## PROBLEM STATEMENT
Read the material below and tally how many lines hold the word "lieben", giving the number and nothing else.

## RECORDS PROVIDED
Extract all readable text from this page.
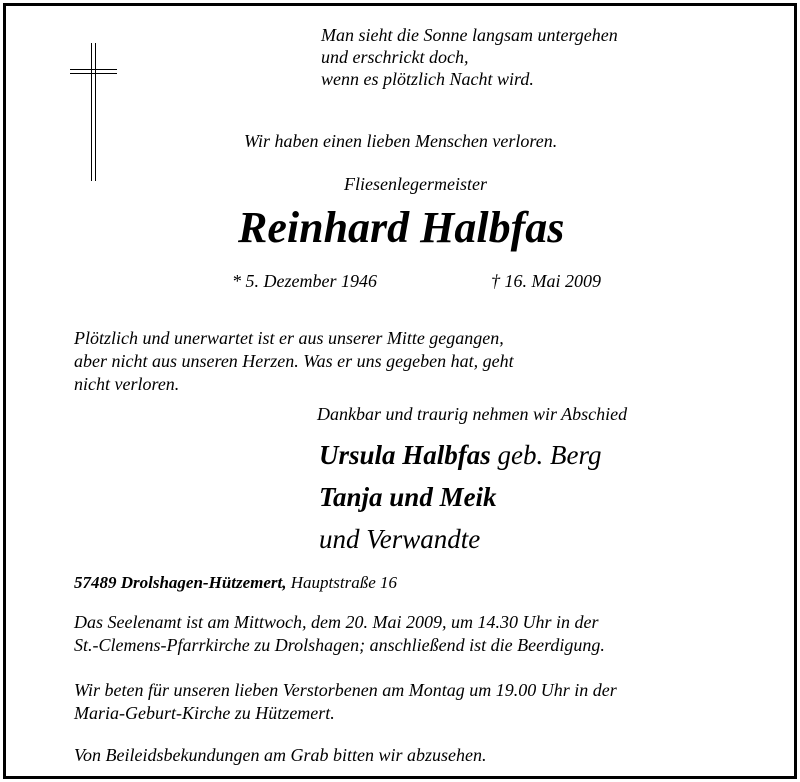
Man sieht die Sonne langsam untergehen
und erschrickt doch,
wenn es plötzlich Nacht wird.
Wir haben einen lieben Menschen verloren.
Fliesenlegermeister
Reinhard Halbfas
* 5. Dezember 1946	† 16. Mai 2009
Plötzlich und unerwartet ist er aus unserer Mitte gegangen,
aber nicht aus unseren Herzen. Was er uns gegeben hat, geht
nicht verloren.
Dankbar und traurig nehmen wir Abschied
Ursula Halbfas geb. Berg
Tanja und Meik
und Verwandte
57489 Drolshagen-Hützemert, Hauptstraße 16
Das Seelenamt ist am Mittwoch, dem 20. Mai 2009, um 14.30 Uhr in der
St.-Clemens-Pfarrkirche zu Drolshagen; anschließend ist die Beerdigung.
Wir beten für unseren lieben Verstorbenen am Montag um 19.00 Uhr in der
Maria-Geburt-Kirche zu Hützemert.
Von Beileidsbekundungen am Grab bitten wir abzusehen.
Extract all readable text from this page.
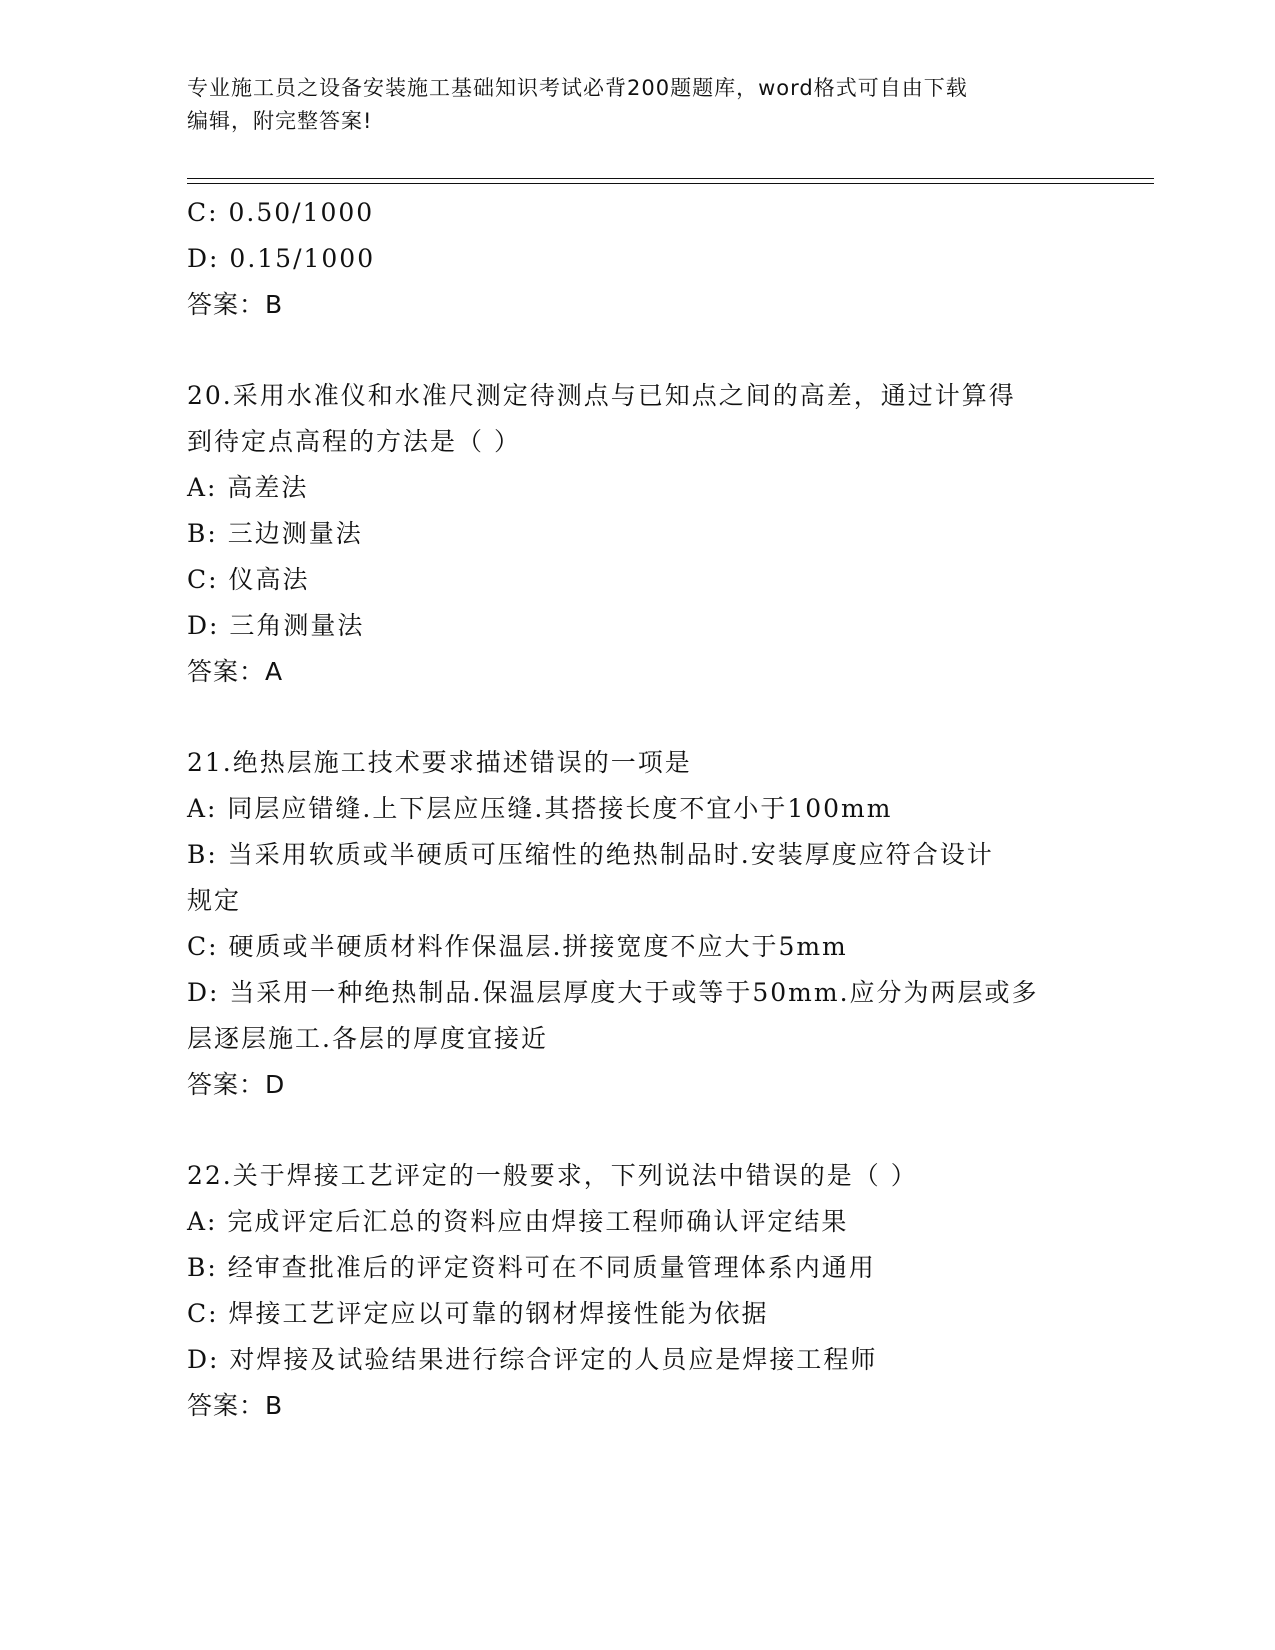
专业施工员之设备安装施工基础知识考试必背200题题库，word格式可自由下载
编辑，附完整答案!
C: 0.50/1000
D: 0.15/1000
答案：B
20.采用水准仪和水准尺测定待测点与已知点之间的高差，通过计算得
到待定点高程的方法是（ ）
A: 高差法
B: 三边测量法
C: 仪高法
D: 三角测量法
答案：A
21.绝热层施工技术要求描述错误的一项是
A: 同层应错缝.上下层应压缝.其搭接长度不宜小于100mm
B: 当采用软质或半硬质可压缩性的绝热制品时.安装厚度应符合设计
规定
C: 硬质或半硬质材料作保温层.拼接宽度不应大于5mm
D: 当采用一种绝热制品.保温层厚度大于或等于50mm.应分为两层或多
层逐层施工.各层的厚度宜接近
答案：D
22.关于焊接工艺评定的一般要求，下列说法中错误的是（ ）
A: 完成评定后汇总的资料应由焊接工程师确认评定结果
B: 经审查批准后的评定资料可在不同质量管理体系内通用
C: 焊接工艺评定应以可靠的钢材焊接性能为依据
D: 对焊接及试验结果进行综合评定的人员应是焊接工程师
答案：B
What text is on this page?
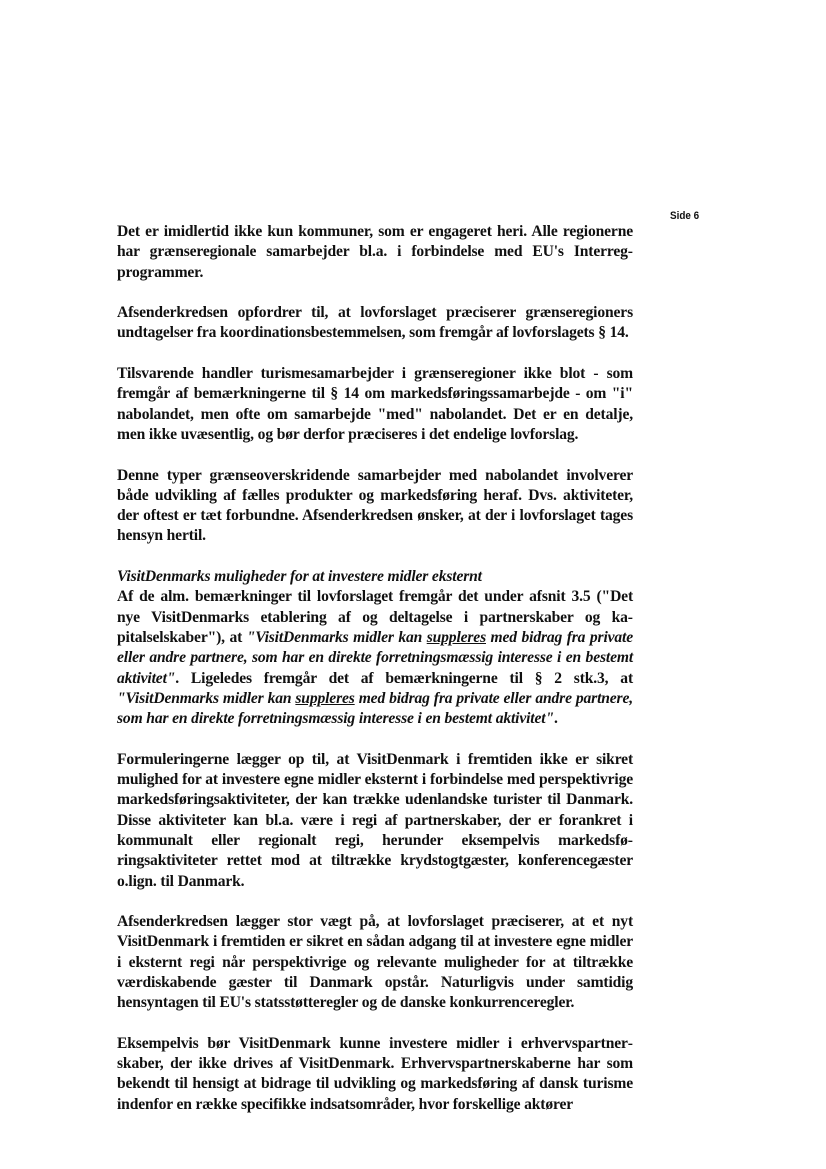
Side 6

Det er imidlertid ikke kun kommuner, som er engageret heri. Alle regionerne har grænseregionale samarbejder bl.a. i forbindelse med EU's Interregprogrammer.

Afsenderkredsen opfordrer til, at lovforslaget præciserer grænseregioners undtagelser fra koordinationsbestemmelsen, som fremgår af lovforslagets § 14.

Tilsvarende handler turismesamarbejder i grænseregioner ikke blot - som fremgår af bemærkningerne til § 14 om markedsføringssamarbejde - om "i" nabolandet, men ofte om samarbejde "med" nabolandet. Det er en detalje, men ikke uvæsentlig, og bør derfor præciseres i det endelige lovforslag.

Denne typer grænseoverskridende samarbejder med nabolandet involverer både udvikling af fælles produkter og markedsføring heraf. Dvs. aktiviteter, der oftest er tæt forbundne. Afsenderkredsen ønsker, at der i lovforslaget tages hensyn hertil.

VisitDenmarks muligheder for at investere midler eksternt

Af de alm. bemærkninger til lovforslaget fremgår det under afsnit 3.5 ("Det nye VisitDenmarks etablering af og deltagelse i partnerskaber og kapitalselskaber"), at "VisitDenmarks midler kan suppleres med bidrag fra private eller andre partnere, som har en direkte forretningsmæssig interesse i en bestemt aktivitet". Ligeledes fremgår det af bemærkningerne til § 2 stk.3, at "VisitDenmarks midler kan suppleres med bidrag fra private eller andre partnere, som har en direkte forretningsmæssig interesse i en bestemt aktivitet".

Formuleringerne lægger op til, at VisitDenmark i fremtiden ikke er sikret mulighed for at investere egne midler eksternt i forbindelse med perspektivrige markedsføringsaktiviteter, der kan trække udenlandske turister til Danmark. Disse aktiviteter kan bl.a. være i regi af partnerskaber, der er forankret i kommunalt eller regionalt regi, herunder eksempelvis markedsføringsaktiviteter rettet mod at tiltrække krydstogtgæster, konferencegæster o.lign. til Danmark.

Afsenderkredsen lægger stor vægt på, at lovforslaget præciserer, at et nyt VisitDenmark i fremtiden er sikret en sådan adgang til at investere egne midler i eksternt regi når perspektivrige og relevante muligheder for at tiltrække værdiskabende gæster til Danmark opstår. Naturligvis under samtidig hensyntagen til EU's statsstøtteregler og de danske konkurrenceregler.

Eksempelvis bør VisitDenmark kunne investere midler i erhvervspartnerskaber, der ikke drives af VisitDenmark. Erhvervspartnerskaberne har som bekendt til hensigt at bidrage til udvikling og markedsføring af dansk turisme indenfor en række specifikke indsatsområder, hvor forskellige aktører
...
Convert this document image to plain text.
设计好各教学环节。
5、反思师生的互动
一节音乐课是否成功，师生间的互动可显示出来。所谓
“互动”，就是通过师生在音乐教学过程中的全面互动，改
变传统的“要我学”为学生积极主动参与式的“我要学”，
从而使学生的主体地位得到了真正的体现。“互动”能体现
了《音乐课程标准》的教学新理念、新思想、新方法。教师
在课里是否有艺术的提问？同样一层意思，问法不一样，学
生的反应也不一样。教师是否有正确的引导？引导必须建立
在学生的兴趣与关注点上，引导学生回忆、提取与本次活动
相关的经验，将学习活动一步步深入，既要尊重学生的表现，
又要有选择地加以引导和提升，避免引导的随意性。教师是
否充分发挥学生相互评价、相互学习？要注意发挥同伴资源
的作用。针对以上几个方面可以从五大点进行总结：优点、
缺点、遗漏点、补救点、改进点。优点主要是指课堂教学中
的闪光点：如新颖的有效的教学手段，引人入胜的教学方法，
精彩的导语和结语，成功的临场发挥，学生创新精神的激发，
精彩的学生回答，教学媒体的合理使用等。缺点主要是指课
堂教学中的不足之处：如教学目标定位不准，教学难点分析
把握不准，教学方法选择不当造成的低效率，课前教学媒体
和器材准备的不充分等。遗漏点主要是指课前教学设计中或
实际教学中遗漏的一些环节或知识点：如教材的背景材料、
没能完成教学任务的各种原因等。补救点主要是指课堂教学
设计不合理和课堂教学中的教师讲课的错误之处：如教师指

## SOLUTION FOR THIS TASK
2